Check each line of the listing for the string "منسوبا", then state how many lines have it. Only the number is wanted.

* **GIVEN RECORDS**:
——

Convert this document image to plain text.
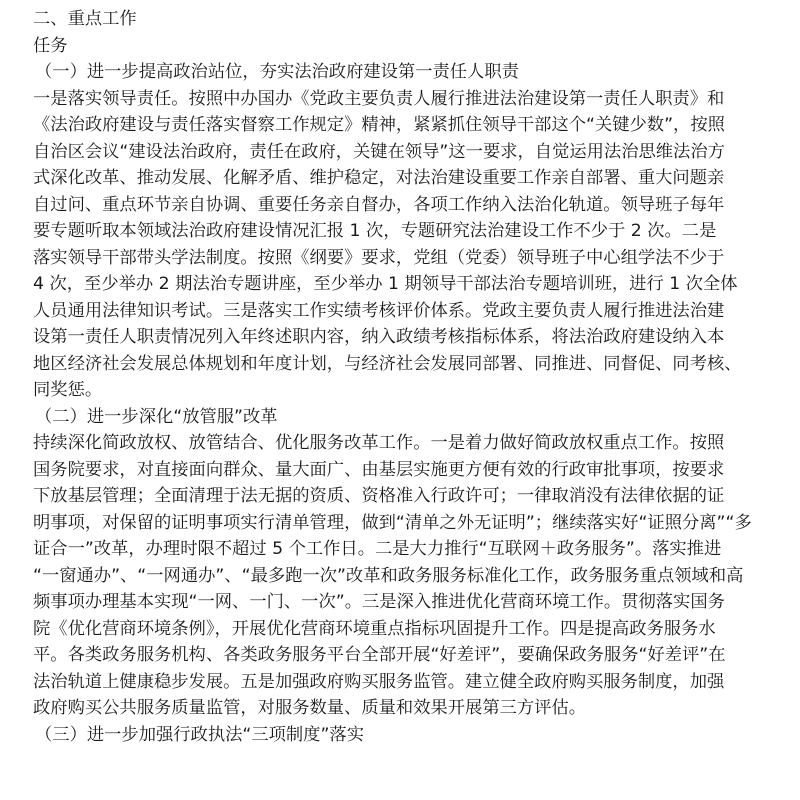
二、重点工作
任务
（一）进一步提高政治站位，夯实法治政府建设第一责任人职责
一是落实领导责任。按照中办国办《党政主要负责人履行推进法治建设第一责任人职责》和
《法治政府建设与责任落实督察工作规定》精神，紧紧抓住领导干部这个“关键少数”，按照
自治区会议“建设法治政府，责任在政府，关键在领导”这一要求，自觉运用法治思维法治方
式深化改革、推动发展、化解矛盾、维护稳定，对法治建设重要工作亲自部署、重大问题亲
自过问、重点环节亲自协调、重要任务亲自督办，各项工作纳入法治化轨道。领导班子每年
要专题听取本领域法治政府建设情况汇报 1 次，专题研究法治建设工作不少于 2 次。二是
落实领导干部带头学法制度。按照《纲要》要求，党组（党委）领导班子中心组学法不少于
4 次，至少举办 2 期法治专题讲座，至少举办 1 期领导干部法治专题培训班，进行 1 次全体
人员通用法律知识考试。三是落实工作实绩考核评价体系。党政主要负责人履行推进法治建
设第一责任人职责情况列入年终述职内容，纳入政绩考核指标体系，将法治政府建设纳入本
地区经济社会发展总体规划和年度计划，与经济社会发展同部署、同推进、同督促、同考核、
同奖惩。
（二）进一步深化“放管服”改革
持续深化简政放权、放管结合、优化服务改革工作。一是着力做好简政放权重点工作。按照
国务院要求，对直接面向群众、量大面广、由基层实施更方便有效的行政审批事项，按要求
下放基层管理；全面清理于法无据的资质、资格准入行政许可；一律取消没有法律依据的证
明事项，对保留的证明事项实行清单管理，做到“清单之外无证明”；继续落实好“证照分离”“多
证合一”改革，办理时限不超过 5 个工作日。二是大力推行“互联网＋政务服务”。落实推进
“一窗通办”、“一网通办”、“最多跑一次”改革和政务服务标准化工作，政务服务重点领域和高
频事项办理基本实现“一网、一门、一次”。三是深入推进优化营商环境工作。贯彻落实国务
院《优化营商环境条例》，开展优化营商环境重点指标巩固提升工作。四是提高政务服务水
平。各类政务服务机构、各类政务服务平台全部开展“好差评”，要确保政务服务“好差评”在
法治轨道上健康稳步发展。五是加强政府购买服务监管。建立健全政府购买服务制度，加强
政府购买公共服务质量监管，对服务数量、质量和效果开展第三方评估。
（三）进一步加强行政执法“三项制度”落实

——

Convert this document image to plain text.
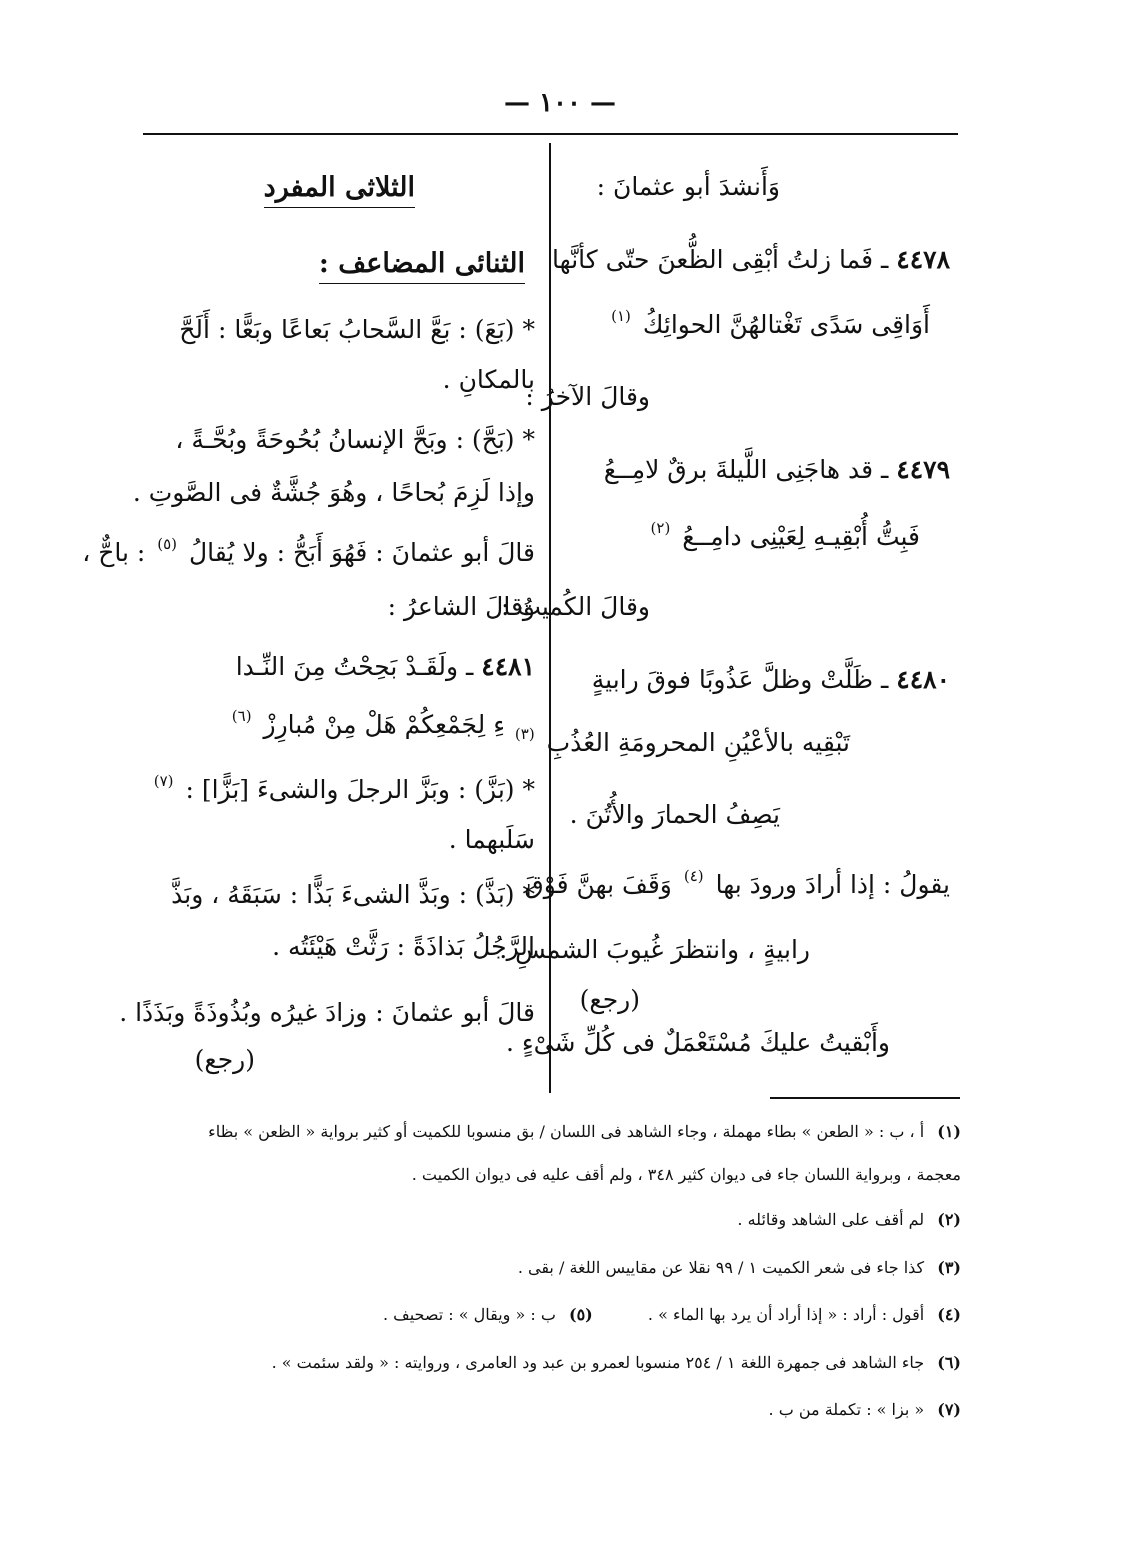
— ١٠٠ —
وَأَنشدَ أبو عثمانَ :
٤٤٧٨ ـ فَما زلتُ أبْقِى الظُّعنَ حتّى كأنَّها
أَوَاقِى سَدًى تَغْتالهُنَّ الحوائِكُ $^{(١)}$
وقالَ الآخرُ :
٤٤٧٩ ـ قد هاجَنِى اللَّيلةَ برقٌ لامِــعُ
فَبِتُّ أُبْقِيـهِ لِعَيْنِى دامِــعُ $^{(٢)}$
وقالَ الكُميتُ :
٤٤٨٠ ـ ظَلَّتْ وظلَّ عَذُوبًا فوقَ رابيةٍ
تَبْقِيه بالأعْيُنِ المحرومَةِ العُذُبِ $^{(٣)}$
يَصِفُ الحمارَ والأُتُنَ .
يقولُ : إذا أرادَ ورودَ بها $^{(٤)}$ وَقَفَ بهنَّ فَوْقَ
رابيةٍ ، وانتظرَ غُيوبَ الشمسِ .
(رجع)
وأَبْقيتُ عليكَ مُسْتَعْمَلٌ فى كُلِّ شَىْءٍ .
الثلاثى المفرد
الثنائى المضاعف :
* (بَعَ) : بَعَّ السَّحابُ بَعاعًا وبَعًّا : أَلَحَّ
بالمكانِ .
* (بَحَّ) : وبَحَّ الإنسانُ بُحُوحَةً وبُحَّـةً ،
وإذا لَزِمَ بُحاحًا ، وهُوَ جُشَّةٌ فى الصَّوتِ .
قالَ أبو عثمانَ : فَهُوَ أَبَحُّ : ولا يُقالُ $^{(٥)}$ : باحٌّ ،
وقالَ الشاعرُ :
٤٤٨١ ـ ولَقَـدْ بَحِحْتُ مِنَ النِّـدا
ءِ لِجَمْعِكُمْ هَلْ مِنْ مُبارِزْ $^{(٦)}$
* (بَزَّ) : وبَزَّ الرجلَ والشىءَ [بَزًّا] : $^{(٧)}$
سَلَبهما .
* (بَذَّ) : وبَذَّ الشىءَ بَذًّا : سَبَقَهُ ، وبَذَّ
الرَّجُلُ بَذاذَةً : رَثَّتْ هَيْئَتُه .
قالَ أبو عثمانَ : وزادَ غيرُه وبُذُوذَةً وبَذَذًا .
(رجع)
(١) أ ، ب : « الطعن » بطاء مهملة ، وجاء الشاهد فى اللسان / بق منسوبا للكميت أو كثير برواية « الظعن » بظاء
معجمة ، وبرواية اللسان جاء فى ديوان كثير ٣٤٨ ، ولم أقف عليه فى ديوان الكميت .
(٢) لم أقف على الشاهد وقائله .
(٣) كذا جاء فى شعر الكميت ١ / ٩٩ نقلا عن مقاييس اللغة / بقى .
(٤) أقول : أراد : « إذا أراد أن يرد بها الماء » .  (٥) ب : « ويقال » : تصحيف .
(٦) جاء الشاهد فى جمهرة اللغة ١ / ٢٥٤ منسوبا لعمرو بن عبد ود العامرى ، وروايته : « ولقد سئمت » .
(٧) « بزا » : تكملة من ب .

——

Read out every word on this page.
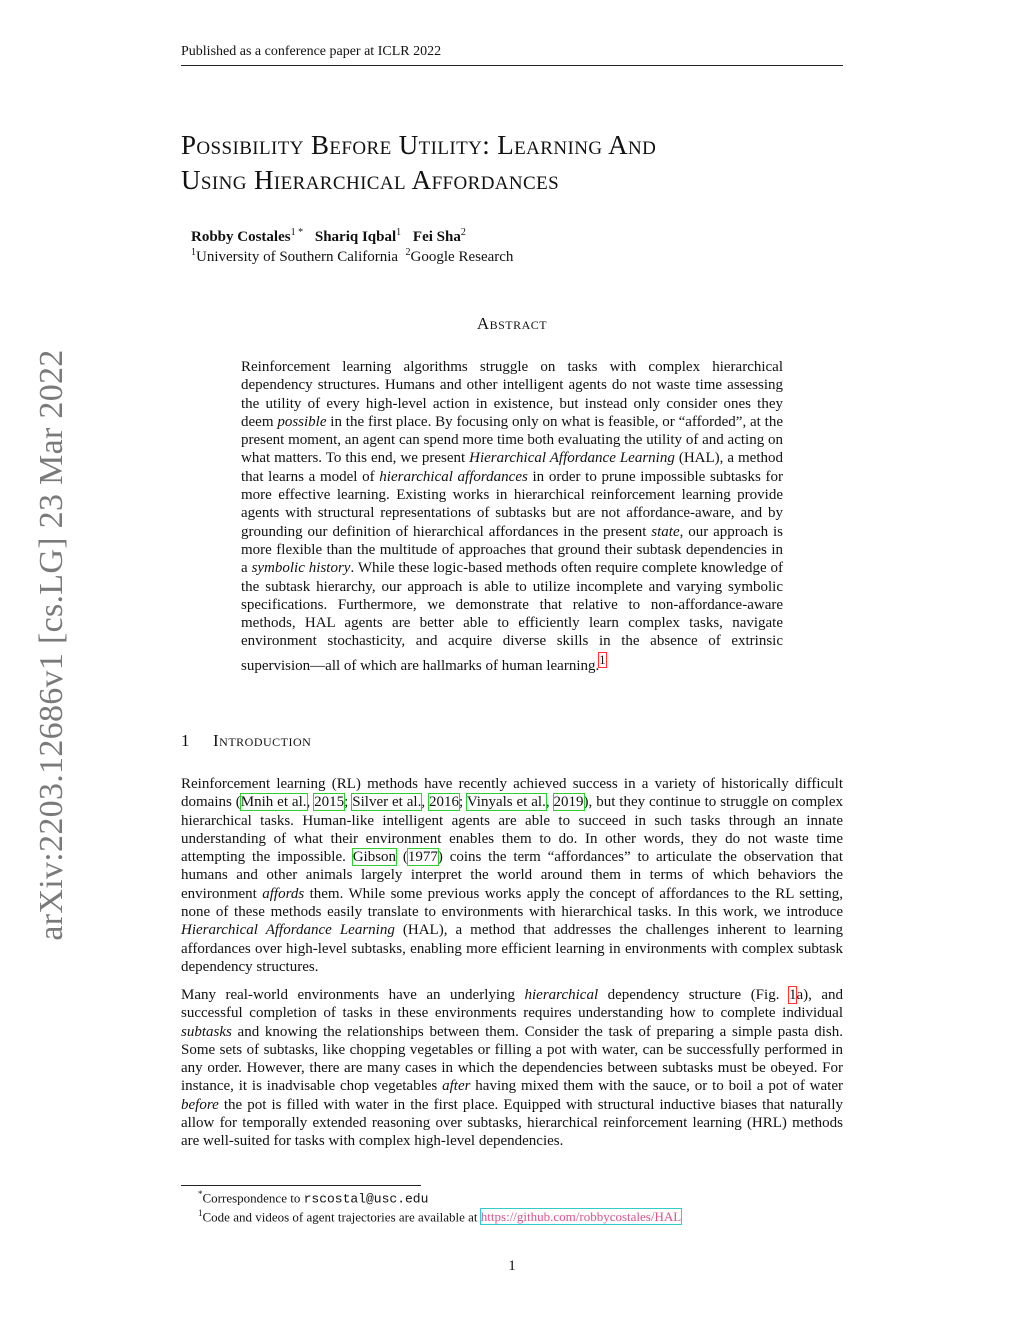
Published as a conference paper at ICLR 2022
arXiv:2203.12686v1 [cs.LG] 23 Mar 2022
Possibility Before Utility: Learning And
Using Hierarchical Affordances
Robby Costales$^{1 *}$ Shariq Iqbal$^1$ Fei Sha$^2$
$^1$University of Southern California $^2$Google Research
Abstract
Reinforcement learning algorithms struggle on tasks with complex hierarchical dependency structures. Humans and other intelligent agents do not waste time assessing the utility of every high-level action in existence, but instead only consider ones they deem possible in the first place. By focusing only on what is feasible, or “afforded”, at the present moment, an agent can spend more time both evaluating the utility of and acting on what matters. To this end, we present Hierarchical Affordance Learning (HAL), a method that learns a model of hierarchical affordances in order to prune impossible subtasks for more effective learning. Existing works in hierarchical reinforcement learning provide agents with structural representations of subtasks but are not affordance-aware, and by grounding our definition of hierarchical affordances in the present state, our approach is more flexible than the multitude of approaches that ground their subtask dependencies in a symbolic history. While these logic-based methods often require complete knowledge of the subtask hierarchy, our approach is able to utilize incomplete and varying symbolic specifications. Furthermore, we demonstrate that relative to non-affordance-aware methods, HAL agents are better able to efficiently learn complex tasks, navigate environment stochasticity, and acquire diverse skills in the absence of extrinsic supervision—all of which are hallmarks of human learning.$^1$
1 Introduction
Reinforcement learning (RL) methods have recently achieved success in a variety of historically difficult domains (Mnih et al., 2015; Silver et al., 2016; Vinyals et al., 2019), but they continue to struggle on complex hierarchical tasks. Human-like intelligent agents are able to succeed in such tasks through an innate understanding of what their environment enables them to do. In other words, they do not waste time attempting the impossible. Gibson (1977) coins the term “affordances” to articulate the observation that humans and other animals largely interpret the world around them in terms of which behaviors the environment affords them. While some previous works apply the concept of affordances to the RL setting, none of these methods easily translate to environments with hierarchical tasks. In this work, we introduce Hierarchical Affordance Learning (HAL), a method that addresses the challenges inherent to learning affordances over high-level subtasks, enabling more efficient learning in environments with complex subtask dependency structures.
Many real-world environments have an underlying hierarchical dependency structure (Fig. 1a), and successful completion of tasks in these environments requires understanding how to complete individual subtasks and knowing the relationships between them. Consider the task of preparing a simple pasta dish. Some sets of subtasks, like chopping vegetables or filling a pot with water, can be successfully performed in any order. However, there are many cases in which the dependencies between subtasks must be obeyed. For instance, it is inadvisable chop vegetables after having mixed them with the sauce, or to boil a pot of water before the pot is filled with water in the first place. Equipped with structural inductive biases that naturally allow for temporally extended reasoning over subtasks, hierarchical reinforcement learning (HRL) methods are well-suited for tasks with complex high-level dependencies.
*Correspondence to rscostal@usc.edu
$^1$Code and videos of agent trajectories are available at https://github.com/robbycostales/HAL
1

——

* **ANSWER**:
2